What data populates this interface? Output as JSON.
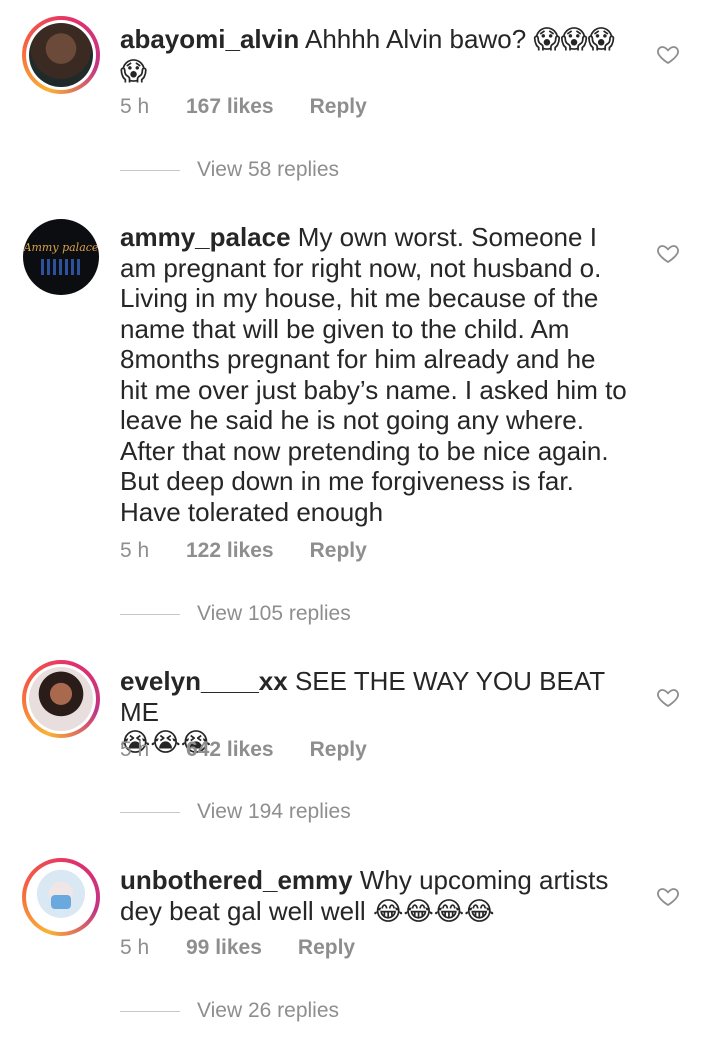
{
  "comments": [
    {
      "username": "abayomi_alvin",
      "text": "Ahhhh Alvin bawo?",
      "emoji": "😱😱😱😱",
      "time": "5 h",
      "likes": "167 likes",
      "reply": "Reply",
      "view_replies": "View 58 replies"
    },
    {
      "username": "ammy_palace",
      "text": "My own worst. Someone I am pregnant for right now, not husband o. Living in my house, hit me because of the name that will be given to the child. Am 8months pregnant for him already and he hit me over just baby’s name. I asked him to leave he said he is not going any where. After that now pretending to be nice again. But deep down in me forgiveness is far. Have tolerated enough",
      "avatar_logo_text": "Ammy palace",
      "time": "5 h",
      "likes": "122 likes",
      "reply": "Reply",
      "view_replies": "View 105 replies"
    },
    {
      "username": "evelyn____xx",
      "text": "SEE THE WAY YOU BEAT ME",
      "emoji": "😭😭😭",
      "time": "5 h",
      "likes": "642 likes",
      "reply": "Reply",
      "view_replies": "View 194 replies"
    },
    {
      "username": "unbothered_emmy",
      "text": "Why upcoming artists dey beat gal well well",
      "emoji": "😂😂😂😂",
      "time": "5 h",
      "likes": "99 likes",
      "reply": "Reply",
      "view_replies": "View 26 replies"
    }
  ],
  "icons": {
    "like": "heart-outline-icon"
  },
  "colors": {
    "meta_gray": "#8e8e8e",
    "text": "#262626",
    "story_ring": "#e1306c"
  }
}
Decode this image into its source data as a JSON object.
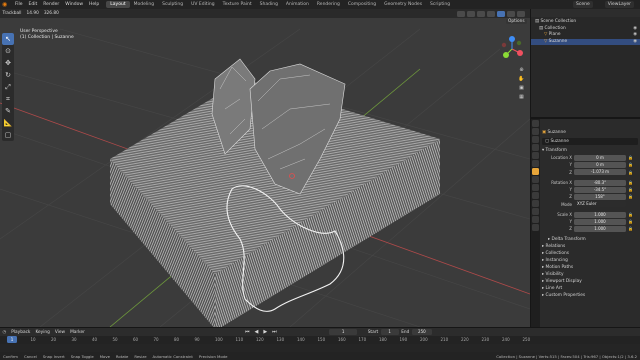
{
  "topbar": {
    "menus": [
      "File",
      "Edit",
      "Render",
      "Window",
      "Help"
    ],
    "workspace_tabs": [
      "Layout",
      "Modeling",
      "Sculpting",
      "UV Editing",
      "Texture Paint",
      "Shading",
      "Animation",
      "Rendering",
      "Compositing",
      "Geometry Nodes",
      "Scripting"
    ],
    "active_tab": "Layout",
    "scene": "Scene",
    "view_layer": "ViewLayer"
  },
  "viewport": {
    "header_items": [
      "Trackball",
      "14.90",
      "326.80"
    ],
    "overlay_line1": "User Perspective",
    "overlay_line2": "(1) Collection | Suzanne",
    "options_label": "Options",
    "gizmo": {
      "x": "X",
      "y": "Y",
      "z": "Z"
    }
  },
  "outliner": {
    "rows": [
      {
        "label": "Scene Collection",
        "indent": 0,
        "selected": false
      },
      {
        "label": "Collection",
        "indent": 1,
        "selected": false
      },
      {
        "label": "Plane",
        "indent": 2,
        "selected": false
      },
      {
        "label": "Suzanne",
        "indent": 2,
        "selected": true
      }
    ]
  },
  "properties": {
    "object_name": "Suzanne",
    "data_name": "Suzanne",
    "transform_title": "Transform",
    "location": {
      "label": "Location X",
      "x": "0 m",
      "y": "0 m",
      "z": "-1.073 m"
    },
    "rotation": {
      "label": "Rotation X",
      "x": "-80.3°",
      "y": "-34.5°",
      "z": "158°"
    },
    "mode": {
      "label": "Mode",
      "value": "XYZ Euler"
    },
    "scale": {
      "label": "Scale X",
      "x": "1.000",
      "y": "1.000",
      "z": "1.000"
    },
    "axis_y": "Y",
    "axis_z": "Z",
    "sections": [
      "Delta Transform",
      "Relations",
      "Collections",
      "Instancing",
      "Motion Paths",
      "Visibility",
      "Viewport Display",
      "Line Art",
      "Custom Properties"
    ]
  },
  "timeline": {
    "header": [
      "Playback",
      "Keying",
      "View",
      "Marker"
    ],
    "current_frame": "1",
    "start_label": "Start",
    "start": "1",
    "end_label": "End",
    "end": "250",
    "ticks": [
      "1",
      "10",
      "20",
      "30",
      "40",
      "50",
      "60",
      "70",
      "80",
      "90",
      "100",
      "110",
      "120",
      "130",
      "140",
      "150",
      "160",
      "170",
      "180",
      "190",
      "200",
      "210",
      "220",
      "230",
      "240",
      "250"
    ]
  },
  "statusbar": {
    "left": [
      "Confirm",
      "Cancel",
      "Snap Invert",
      "Snap Toggle",
      "Move",
      "Rotate",
      "Resize",
      "Automatic Constraint",
      "Precision Mode"
    ],
    "right": "Collection | Suzanne | Verts:515 | Faces:504 | Tris:967 | Objects:1/2 | 3.6.2"
  }
}
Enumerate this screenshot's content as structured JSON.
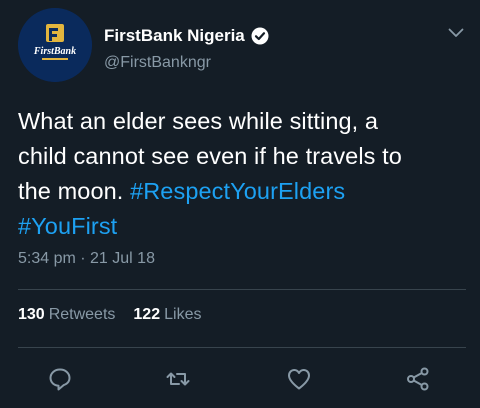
{
  "author": {
    "display_name": "FirstBank Nigeria",
    "handle": "@FirstBankngr",
    "avatar_label": "FirstBank",
    "verified": true
  },
  "tweet": {
    "text_lines": [
      "What an elder sees while sitting, a",
      "child cannot see even if he travels to",
      "the moon."
    ],
    "hashtags": [
      "#RespectYourElders",
      "#YouFirst"
    ],
    "timestamp": "5:34 pm · 21 Jul 18"
  },
  "stats": {
    "retweets_count": "130",
    "retweets_label": "Retweets",
    "likes_count": "122",
    "likes_label": "Likes"
  },
  "colors": {
    "background": "#141d26",
    "accent": "#1da1f2",
    "muted": "#8899a6"
  },
  "icons": {
    "reply": "reply-icon",
    "retweet": "retweet-icon",
    "like": "heart-icon",
    "share": "share-icon"
  }
}
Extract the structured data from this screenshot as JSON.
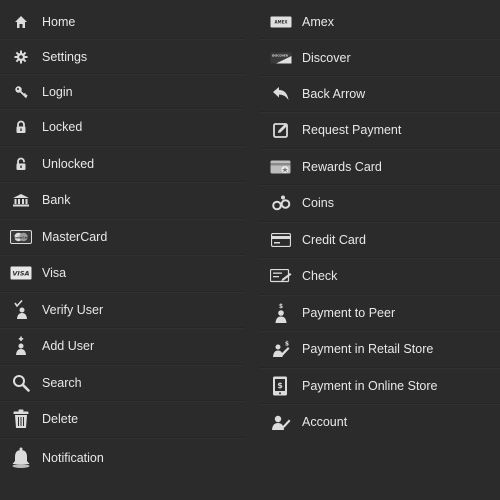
{
  "left_list": [
    {
      "label": "Home",
      "icon": "home-icon"
    },
    {
      "label": "Settings",
      "icon": "gear-icon"
    },
    {
      "label": "Login",
      "icon": "key-icon"
    },
    {
      "label": "Locked",
      "icon": "lock-icon"
    },
    {
      "label": "Unlocked",
      "icon": "unlock-icon"
    },
    {
      "label": "Bank",
      "icon": "bank-icon"
    },
    {
      "label": "MasterCard",
      "icon": "mastercard-icon"
    },
    {
      "label": "Visa",
      "icon": "visa-icon"
    },
    {
      "label": "Verify User",
      "icon": "verify-user-icon"
    },
    {
      "label": "Add User",
      "icon": "add-user-icon"
    },
    {
      "label": "Search",
      "icon": "search-icon"
    },
    {
      "label": "Delete",
      "icon": "trash-icon"
    },
    {
      "label": "Notification",
      "icon": "bell-icon"
    }
  ],
  "right_list": [
    {
      "label": "Amex",
      "icon": "amex-icon"
    },
    {
      "label": "Discover",
      "icon": "discover-icon"
    },
    {
      "label": "Back Arrow",
      "icon": "back-arrow-icon"
    },
    {
      "label": "Request Payment",
      "icon": "request-payment-icon"
    },
    {
      "label": "Rewards Card",
      "icon": "rewards-card-icon"
    },
    {
      "label": "Coins",
      "icon": "coins-icon"
    },
    {
      "label": "Credit Card",
      "icon": "credit-card-icon"
    },
    {
      "label": "Check",
      "icon": "check-icon"
    },
    {
      "label": "Payment to Peer",
      "icon": "peer-payment-icon"
    },
    {
      "label": "Payment in Retail Store",
      "icon": "retail-payment-icon"
    },
    {
      "label": "Payment in Online Store",
      "icon": "online-payment-icon"
    },
    {
      "label": "Account",
      "icon": "account-icon"
    }
  ],
  "card_marks": {
    "amex": "AMEX",
    "discover": "DISCOVER",
    "visa": "VISA",
    "mastercard": "MasterCard"
  },
  "colors": {
    "background": "#2b2b2b",
    "text": "#e8e8e8",
    "icon": "#dcdcdc"
  }
}
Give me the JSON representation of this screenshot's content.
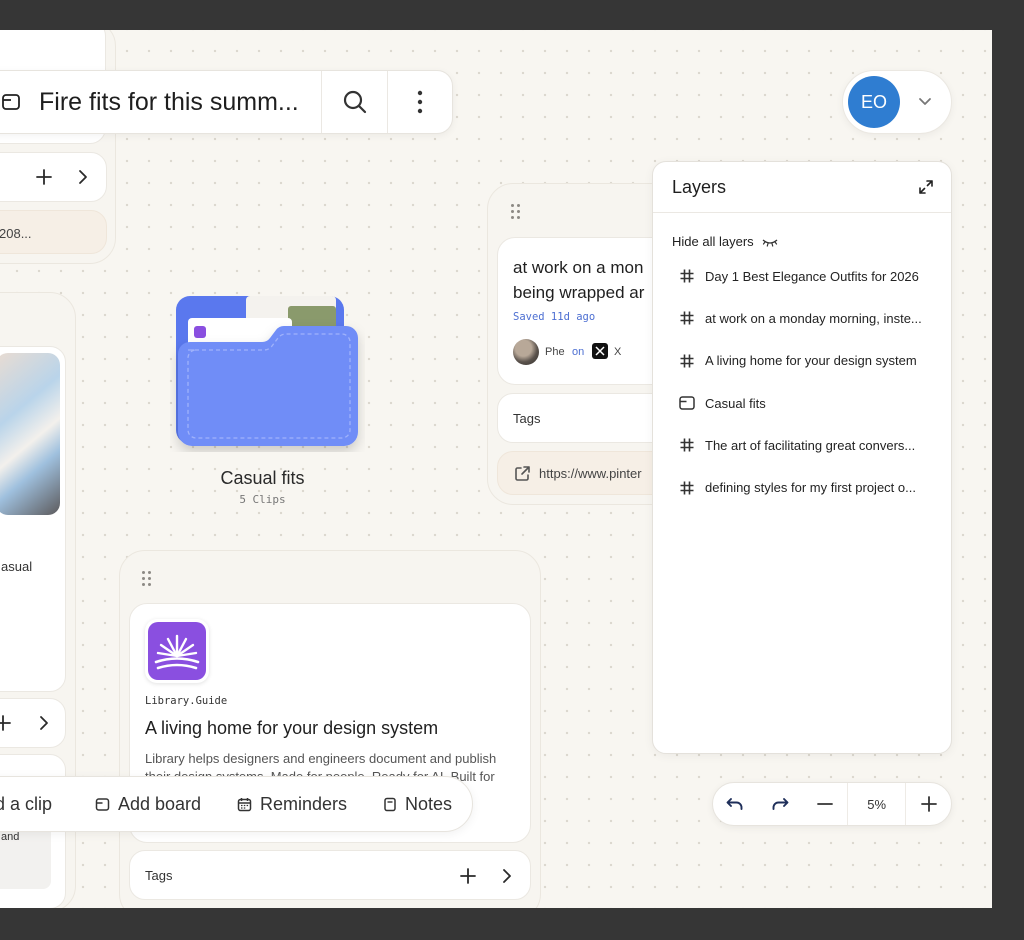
{
  "board": {
    "title": "Fire fits for this summ..."
  },
  "user": {
    "initials": "EO",
    "avatar_color": "#2f7dd1"
  },
  "left_column": {
    "top_url_fragment": "208...",
    "casual_fragment": "asual",
    "and_fragment": "and"
  },
  "folder": {
    "name": "Casual fits",
    "count": "5 Clips",
    "color": "#6f8df7"
  },
  "clip_card": {
    "title_line1": "at work on a mon",
    "title_line2": "being wrapped ar",
    "saved": "Saved 11d ago",
    "author": "Phe",
    "on": "on",
    "platform": "X",
    "tags_label": "Tags",
    "url": "https://www.pinter"
  },
  "library_card": {
    "site": "Library.Guide",
    "title": "A living home for your design system",
    "desc_line1": "Library helps designers and engineers document and publish",
    "desc_line2": "their design systems. Made for people. Ready for AI. Built for",
    "tags_label": "Tags",
    "logo_color": "#8a4fe0"
  },
  "layers": {
    "title": "Layers",
    "hide_all": "Hide all layers",
    "items": [
      {
        "icon": "hash-icon",
        "label": "Day 1 Best Elegance Outfits for 2026"
      },
      {
        "icon": "hash-icon",
        "label": "at work on a monday morning, inste..."
      },
      {
        "icon": "hash-icon",
        "label": "A living home for your design system"
      },
      {
        "icon": "folder-icon",
        "label": "Casual fits"
      },
      {
        "icon": "hash-icon",
        "label": "The art of facilitating great convers..."
      },
      {
        "icon": "hash-icon",
        "label": "defining styles for my first project o..."
      }
    ]
  },
  "toolbar": {
    "add_clip": "d a clip",
    "add_board": "Add board",
    "reminders": "Reminders",
    "notes": "Notes"
  },
  "zoom": {
    "value": "5%"
  }
}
================================
Copy out every line from the data above that has "replies" in it.

Solution for this exercise:
      "view_replies": "View 58 replies"
      "view_replies": "View 105 replies"
      "view_replies": "View 194 replies"
      "view_replies": "View 26 replies"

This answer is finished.